╔══

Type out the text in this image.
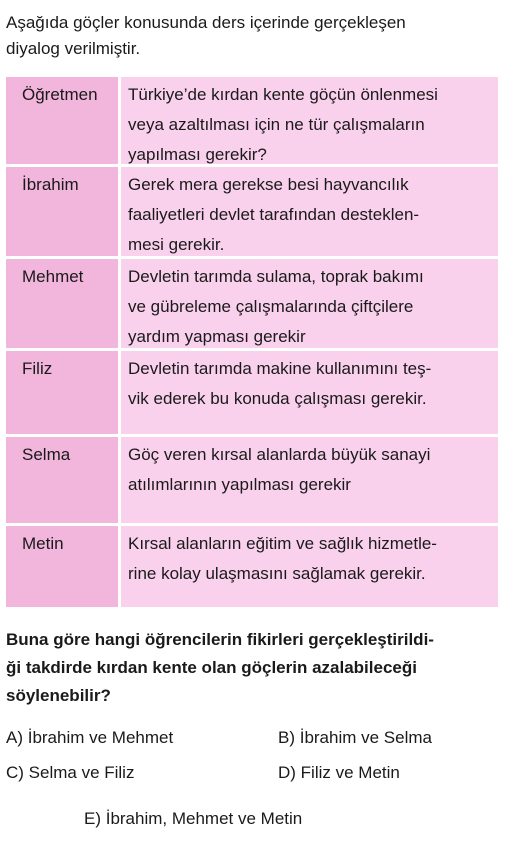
Aşağıda göçler konusunda ders içerinde gerçekleşen
diyalog verilmiştir.
Öğretmen	Türkiye’de kırdan kente göçün önlenmesi
veya azaltılması için ne tür çalışmaların
yapılması gerekir?
İbrahim	Gerek mera gerekse besi hayvancılık
faaliyetleri devlet tarafından desteklen-
mesi gerekir.
Mehmet	Devletin tarımda sulama, toprak bakımı
ve gübreleme çalışmalarında çiftçilere
yardım yapması gerekir
Filiz	Devletin tarımda makine kullanımını teş-
vik ederek bu konuda çalışması gerekir.
Selma	Göç veren kırsal alanlarda büyük sanayi
atılımlarının yapılması gerekir
Metin	Kırsal alanların eğitim ve sağlık hizmetle-
rine kolay ulaşmasını sağlamak gerekir.
Buna göre hangi öğrencilerin fikirleri gerçekleştirildi-
ği takdirde kırdan kente olan göçlerin azalabileceği
söylenebilir?
A) İbrahim ve Mehmet	B) İbrahim ve Selma
C) Selma ve Filiz	D) Filiz ve Metin
E) İbrahim, Mehmet ve Metin
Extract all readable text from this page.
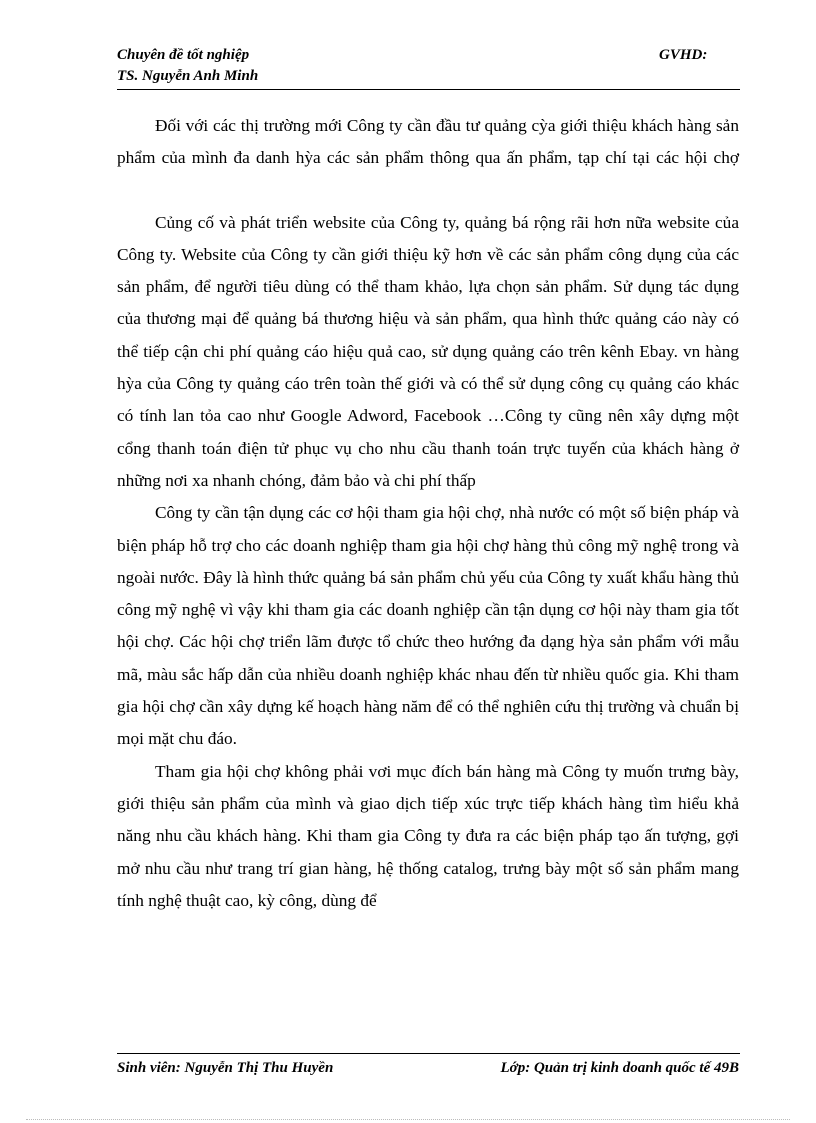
Chuyên đề tốt nghiệp	GVHD:
TS. Nguyễn Anh Minh

Đối với các thị trường mới Công ty cần đầu tư quảng cỳa giới thiệu khách hàng sản phẩm của mình đa danh hỳa các sản phẩm thông qua ấn phẩm, tạp chí tại các hội chợ

Củng cố và phát triển website của Công ty, quảng bá rộng rãi hơn nữa website của Công ty. Website của Công ty cần giới thiệu kỹ hơn về các sản phẩm công dụng của các sản phẩm, để người tiêu dùng có thể tham khảo, lựa chọn sản phẩm. Sử dụng tác dụng của thương mại để quảng bá thương hiệu và sản phẩm, qua hình thức quảng cáo này có thể tiếp cận chi phí quảng cáo hiệu quả cao, sử dụng quảng cáo trên kênh Ebay. vn hàng hỳa của Công ty quảng cáo trên toàn thế giới và có thể sử dụng công cụ quảng cáo khác có tính lan tỏa cao như Google Adword, Facebook …Công ty cũng nên xây dựng một cổng thanh toán điện tử phục vụ cho nhu cầu thanh toán trực tuyến của khách hàng ở những nơi xa nhanh chóng, đảm bảo và chi phí thấp

Công ty cần tận dụng các cơ hội tham gia hội chợ, nhà nước có một số biện pháp và biện pháp hỗ trợ cho các doanh nghiệp tham gia hội chợ hàng thủ công mỹ nghệ trong và ngoài nước. Đây là hình thức quảng bá sản phẩm chủ yếu của Công ty xuất khẩu hàng thủ công mỹ nghệ vì vậy khi tham gia các doanh nghiệp cần tận dụng cơ hội này tham gia tốt hội chợ. Các hội chợ triển lãm được tổ chức theo hướng đa dạng hỳa sản phẩm với mẫu mã, màu sắc hấp dẫn của nhiều doanh nghiệp khác nhau đến từ nhiều quốc gia. Khi tham gia hội chợ cần xây dựng kế hoạch hàng năm để có thể nghiên cứu thị trường và chuẩn bị mọi mặt chu đáo.

Tham gia hội chợ không phải vơi mục đích bán hàng mà Công ty muốn trưng bày, giới thiệu sản phẩm của mình và giao dịch tiếp xúc trực tiếp khách hàng tìm hiểu khả năng nhu cầu khách hàng. Khi tham gia Công ty đưa ra các biện pháp tạo ấn tượng, gợi mở nhu cầu như trang trí gian hàng, hệ thống catalog, trưng bày một số sản phẩm mang tính nghệ thuật cao, kỳ công, dùng để

Sinh viên: Nguyễn Thị Thu Huyền	Lớp: Quản trị kinh doanh quốc tế 49B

╚══

• **What the task asks**
Report back each line of the entries that holds the string "giới".

• **Response to the task**
Đối với các thị trường mới Công ty cần đầu tư quảng cỳa giới thiệu khách hàng sản phẩm của mình đa danh hỳa các sản phẩm thông qua ấn phẩm, tạp chí tại các hội chợ
Củng cố và phát triển website của Công ty, quảng bá rộng rãi hơn nữa website của Công ty. Website của Công ty cần giới thiệu kỹ hơn về các sản phẩm công dụng của các sản phẩm, để người tiêu dùng có thể tham khảo, lựa chọn sản phẩm. Sử dụng tác dụng của thương mại để quảng bá thương hiệu và sản phẩm, qua hình thức quảng cáo này có thể tiếp cận chi phí quảng cáo hiệu quả cao, sử dụng quảng cáo trên kênh Ebay. vn hàng hỳa của Công ty quảng cáo trên toàn thế giới và có thể sử dụng công cụ quảng cáo khác có tính lan tỏa cao như Google Adword, Facebook …Công ty cũng nên xây dựng một cổng thanh toán điện tử phục vụ cho nhu cầu thanh toán trực tuyến của khách hàng ở những nơi xa nhanh chóng, đảm bảo và chi phí thấp
Tham gia hội chợ không phải vơi mục đích bán hàng mà Công ty muốn trưng bày, giới thiệu sản phẩm của mình và giao dịch tiếp xúc trực tiếp khách hàng tìm hiểu khả năng nhu cầu khách hàng. Khi tham gia Công ty đưa ra các biện pháp tạo ấn tượng, gợi mở nhu cầu như trang trí gian hàng, hệ thống catalog, trưng bày một số sản phẩm mang tính nghệ thuật cao, kỳ công, dùng để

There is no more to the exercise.